> [Set task]
All entries are to be quoted exactly; the images stay out of the copy.
# Start of Excerpted records
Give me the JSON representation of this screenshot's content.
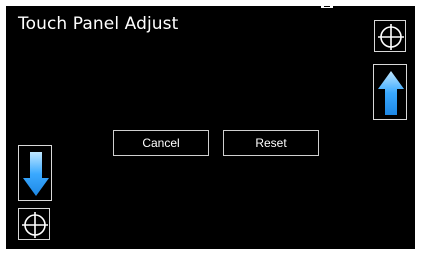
{
  "screen": {
    "title": "Touch Panel Adjust"
  },
  "buttons": {
    "cancel_label": "Cancel",
    "reset_label": "Reset"
  },
  "icons": {
    "target_top_right": "crosshair-target-icon",
    "target_bottom_left": "crosshair-target-icon",
    "arrow_up": "up-arrow-icon",
    "arrow_down": "down-arrow-icon"
  },
  "colors": {
    "background": "#000000",
    "text": "#ffffff",
    "arrow_light": "#bfe7ff",
    "arrow_mid": "#3aa9ff",
    "arrow_dark": "#1e88e5",
    "border": "#d9d9d9"
  }
}
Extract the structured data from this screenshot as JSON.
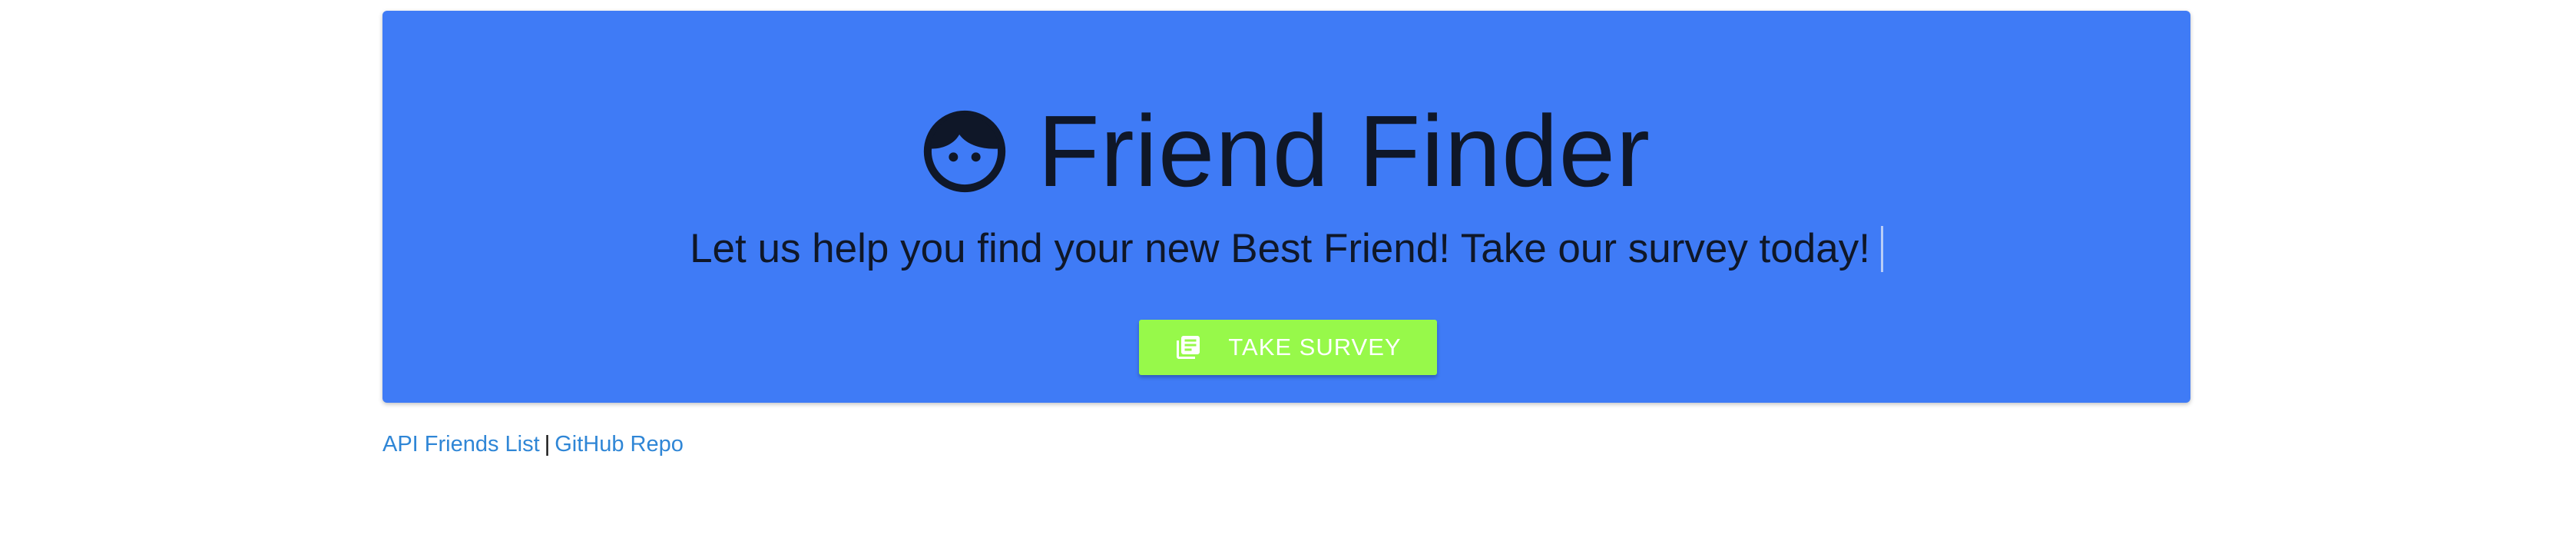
{
  "hero": {
    "title": "Friend Finder",
    "subtitle": "Let us help you find your new Best Friend! Take our survey today!",
    "title_icon": "face-icon",
    "background_color": "#3f7bf6"
  },
  "survey_button": {
    "label": "TAKE SURVEY",
    "icon": "library-books-icon",
    "background_color": "#97f94a"
  },
  "footer": {
    "api_link_label": "API Friends List",
    "separator": "|",
    "github_link_label": "GitHub Repo"
  }
}
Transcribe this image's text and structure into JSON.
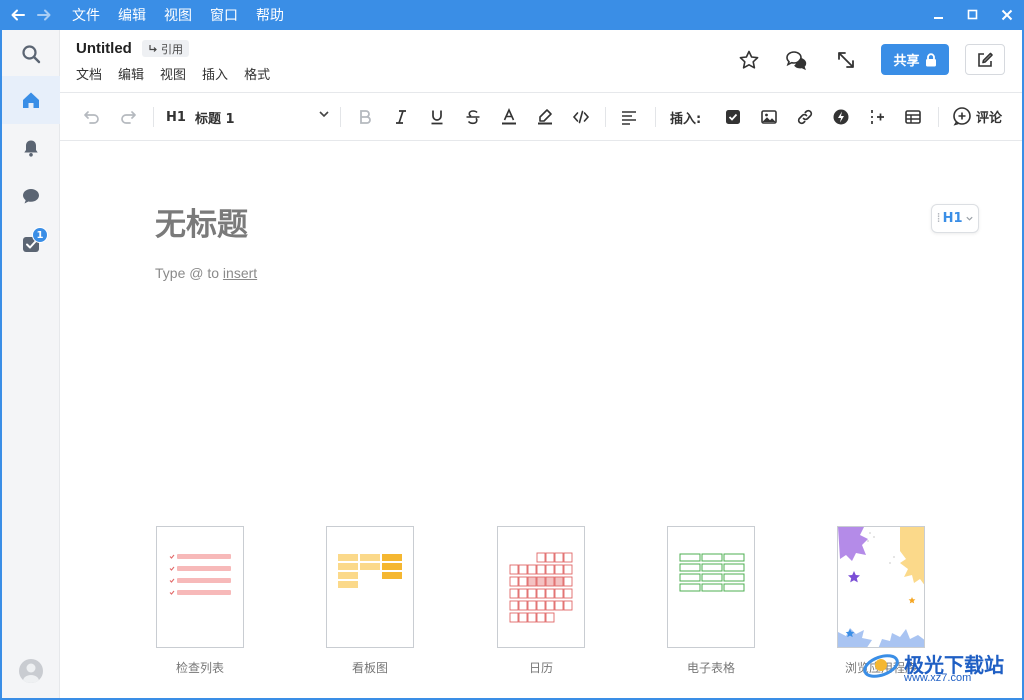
{
  "titlebar": {
    "menu": [
      "文件",
      "编辑",
      "视图",
      "窗口",
      "帮助"
    ]
  },
  "doc": {
    "title": "Untitled",
    "ref_label": "引用",
    "menu": [
      "文档",
      "编辑",
      "视图",
      "插入",
      "格式"
    ],
    "share_label": "共享"
  },
  "toolbar": {
    "heading_icon": "H1",
    "heading_label": "标题 1",
    "insert_label": "插入:",
    "comment_label": "评论"
  },
  "editor": {
    "page_title": "无标题",
    "placeholder_prefix": "Type @ to ",
    "placeholder_link": "insert",
    "heading_badge": "H1"
  },
  "sidebar": {
    "tasks_badge": "1"
  },
  "templates": [
    {
      "label": "检查列表"
    },
    {
      "label": "看板图"
    },
    {
      "label": "日历"
    },
    {
      "label": "电子表格"
    },
    {
      "label": "浏览应用程序"
    }
  ],
  "watermark": {
    "text": "极光下载站",
    "url": "www.xz7.com"
  },
  "colors": {
    "accent": "#3a8ee6",
    "checklist": "#f4a3a3",
    "kanban": "#f5b731",
    "calendar": "#e06666",
    "spreadsheet": "#4caf50"
  }
}
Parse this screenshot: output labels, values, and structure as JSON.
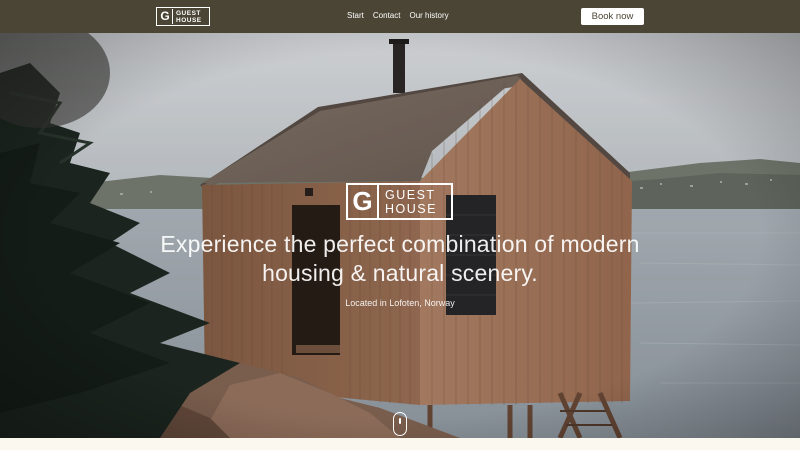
{
  "header": {
    "logo": {
      "letter": "G",
      "line1": "GUEST",
      "line2": "HOUSE"
    },
    "nav": [
      {
        "label": "Start"
      },
      {
        "label": "Contact"
      },
      {
        "label": "Our history"
      }
    ],
    "book_label": "Book now"
  },
  "hero": {
    "logo": {
      "letter": "G",
      "line1": "GUEST",
      "line2": "HOUSE"
    },
    "headline_line1": "Experience the perfect combination of modern",
    "headline_line2": "housing & natural scenery.",
    "subline": "Located in Lofoten, Norway"
  },
  "colors": {
    "header_bg": "#4a4534",
    "button_bg": "#ffffff",
    "text_light": "#ffffff",
    "page_bg": "#faf8f3"
  },
  "icons": [
    "logo-icon",
    "scroll-mouse-icon"
  ]
}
# End of Excerpted records
> [Result below]
Give me the JSON representation of this screenshot's content.
{
  "screen": {
    "title": "Touch Panel Adjust"
  },
  "buttons": {
    "cancel_label": "Cancel",
    "reset_label": "Reset"
  },
  "icons": {
    "target_top_right": "crosshair-target-icon",
    "target_bottom_left": "crosshair-target-icon",
    "arrow_up": "up-arrow-icon",
    "arrow_down": "down-arrow-icon"
  },
  "colors": {
    "background": "#000000",
    "text": "#ffffff",
    "arrow_light": "#bfe7ff",
    "arrow_mid": "#3aa9ff",
    "arrow_dark": "#1e88e5",
    "border": "#d9d9d9"
  }
}
Extract the structured data from this screenshot as JSON.
{
  "hero": {
    "title": "Friend Finder",
    "subtitle": "Let us help you find your new Best Friend! Take our survey today!",
    "title_icon": "face-icon",
    "background_color": "#3f7bf6"
  },
  "survey_button": {
    "label": "TAKE SURVEY",
    "icon": "library-books-icon",
    "background_color": "#97f94a"
  },
  "footer": {
    "api_link_label": "API Friends List",
    "separator": "|",
    "github_link_label": "GitHub Repo"
  }
}
Transcribe this image's text and structure into JSON.
{
  "titlebar": {
    "menu": [
      "文件",
      "编辑",
      "视图",
      "窗口",
      "帮助"
    ]
  },
  "doc": {
    "title": "Untitled",
    "ref_label": "引用",
    "menu": [
      "文档",
      "编辑",
      "视图",
      "插入",
      "格式"
    ],
    "share_label": "共享"
  },
  "toolbar": {
    "heading_icon": "H1",
    "heading_label": "标题 1",
    "insert_label": "插入:",
    "comment_label": "评论"
  },
  "editor": {
    "page_title": "无标题",
    "placeholder_prefix": "Type @ to ",
    "placeholder_link": "insert",
    "heading_badge": "H1"
  },
  "sidebar": {
    "tasks_badge": "1"
  },
  "templates": [
    {
      "label": "检查列表"
    },
    {
      "label": "看板图"
    },
    {
      "label": "日历"
    },
    {
      "label": "电子表格"
    },
    {
      "label": "浏览应用程序"
    }
  ],
  "watermark": {
    "text": "极光下载站",
    "url": "www.xz7.com"
  },
  "colors": {
    "accent": "#3a8ee6",
    "checklist": "#f4a3a3",
    "kanban": "#f5b731",
    "calendar": "#e06666",
    "spreadsheet": "#4caf50"
  }
}
Parse this screenshot: output labels, values, and structure as JSON.
{
  "header": {
    "logo": {
      "letter": "G",
      "line1": "GUEST",
      "line2": "HOUSE"
    },
    "nav": [
      {
        "label": "Start"
      },
      {
        "label": "Contact"
      },
      {
        "label": "Our history"
      }
    ],
    "book_label": "Book now"
  },
  "hero": {
    "logo": {
      "letter": "G",
      "line1": "GUEST",
      "line2": "HOUSE"
    },
    "headline_line1": "Experience the perfect combination of modern",
    "headline_line2": "housing & natural scenery.",
    "subline": "Located in Lofoten, Norway"
  },
  "colors": {
    "header_bg": "#4a4534",
    "button_bg": "#ffffff",
    "text_light": "#ffffff",
    "page_bg": "#faf8f3"
  },
  "icons": [
    "logo-icon",
    "scroll-mouse-icon"
  ]
}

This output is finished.